Collected data entries
::::::::
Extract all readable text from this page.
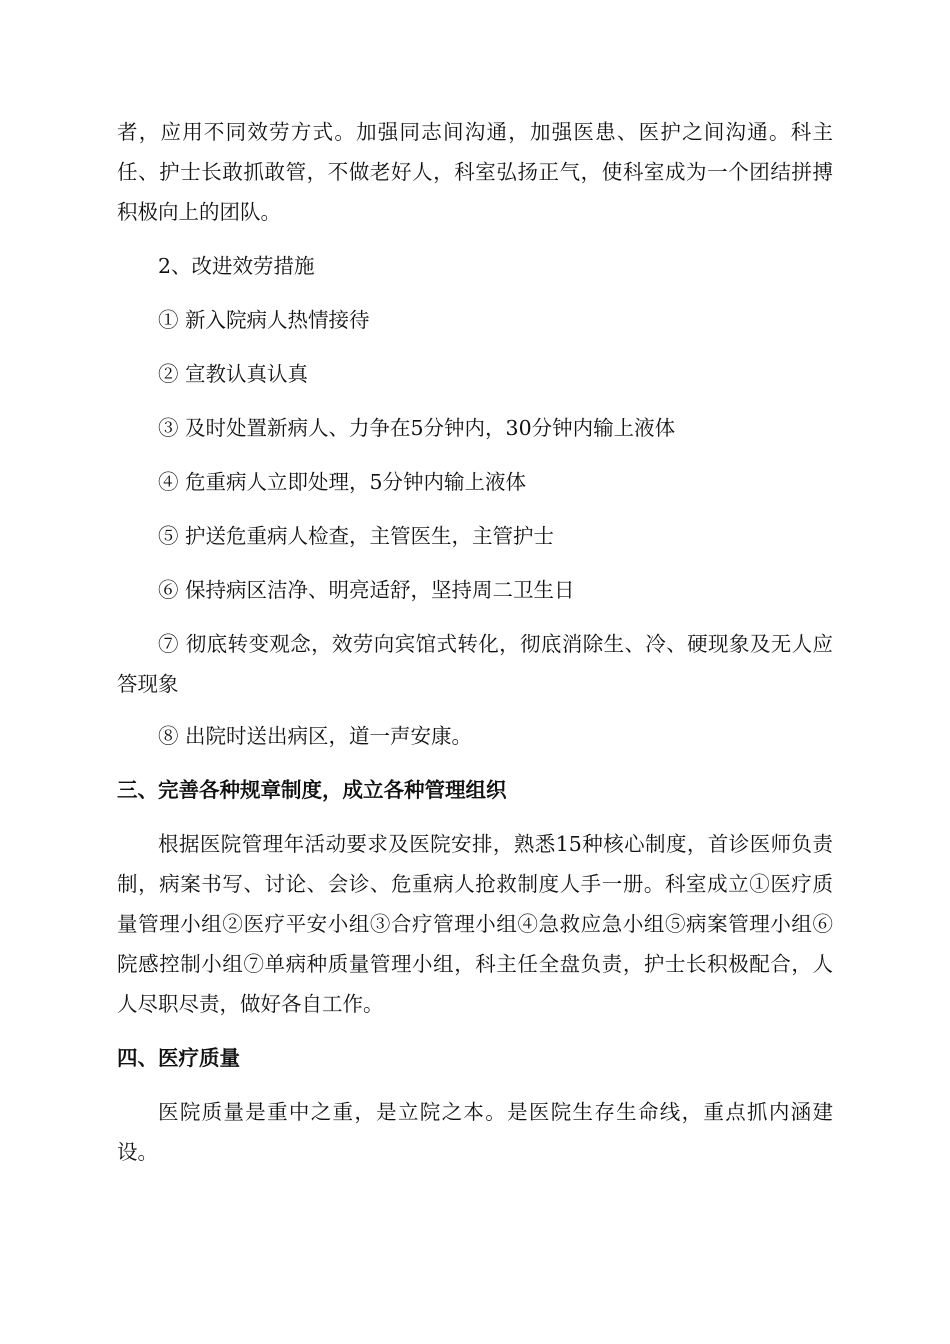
者，应用不同效劳方式。加强同志间沟通，加强医患、医护之间沟通。科主任、护士长敢抓敢管，不做老好人，科室弘扬正气，使科室成为一个团结拼搏积极向上的团队。

2、改进效劳措施

① 新入院病人热情接待

② 宣教认真认真

③ 及时处置新病人、力争在5分钟内，30分钟内输上液体

④ 危重病人立即处理，5分钟内输上液体

⑤ 护送危重病人检查，主管医生，主管护士

⑥ 保持病区洁净、明亮适舒，坚持周二卫生日

⑦ 彻底转变观念，效劳向宾馆式转化，彻底消除生、冷、硬现象及无人应答现象

⑧ 出院时送出病区，道一声安康。

三、完善各种规章制度，成立各种管理组织

根据医院管理年活动要求及医院安排，熟悉15种核心制度，首诊医师负责制，病案书写、讨论、会诊、危重病人抢救制度人手一册。科室成立①医疗质量管理小组②医疗平安小组③合疗管理小组④急救应急小组⑤病案管理小组⑥院感控制小组⑦单病种质量管理小组，科主任全盘负责，护士长积极配合，人人尽职尽责，做好各自工作。

四、医疗质量

医院质量是重中之重，是立院之本。是医院生存生命线，重点抓内涵建设。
::::::::
Retype each line of the listing above word for word. Exclude the pictures.

Extract all readable text from this page.
者，应用不同效劳方式。加强同志间沟通，加强医患、医护之间沟通。科主任、护士长敢抓敢管，不做老好人，科室弘扬正气，使科室成为一个团结拼搏积极向上的团队。

2、改进效劳措施

① 新入院病人热情接待

② 宣教认真认真

③ 及时处置新病人、力争在5分钟内，30分钟内输上液体

④ 危重病人立即处理，5分钟内输上液体

⑤ 护送危重病人检查，主管医生，主管护士

⑥ 保持病区洁净、明亮适舒，坚持周二卫生日

⑦ 彻底转变观念，效劳向宾馆式转化，彻底消除生、冷、硬现象及无人应答现象

⑧ 出院时送出病区，道一声安康。

三、完善各种规章制度，成立各种管理组织

根据医院管理年活动要求及医院安排，熟悉15种核心制度，首诊医师负责制，病案书写、讨论、会诊、危重病人抢救制度人手一册。科室成立①医疗质量管理小组②医疗平安小组③合疗管理小组④急救应急小组⑤病案管理小组⑥院感控制小组⑦单病种质量管理小组，科主任全盘负责，护士长积极配合，人人尽职尽责，做好各自工作。

四、医疗质量

医院质量是重中之重，是立院之本。是医院生存生命线，重点抓内涵建设。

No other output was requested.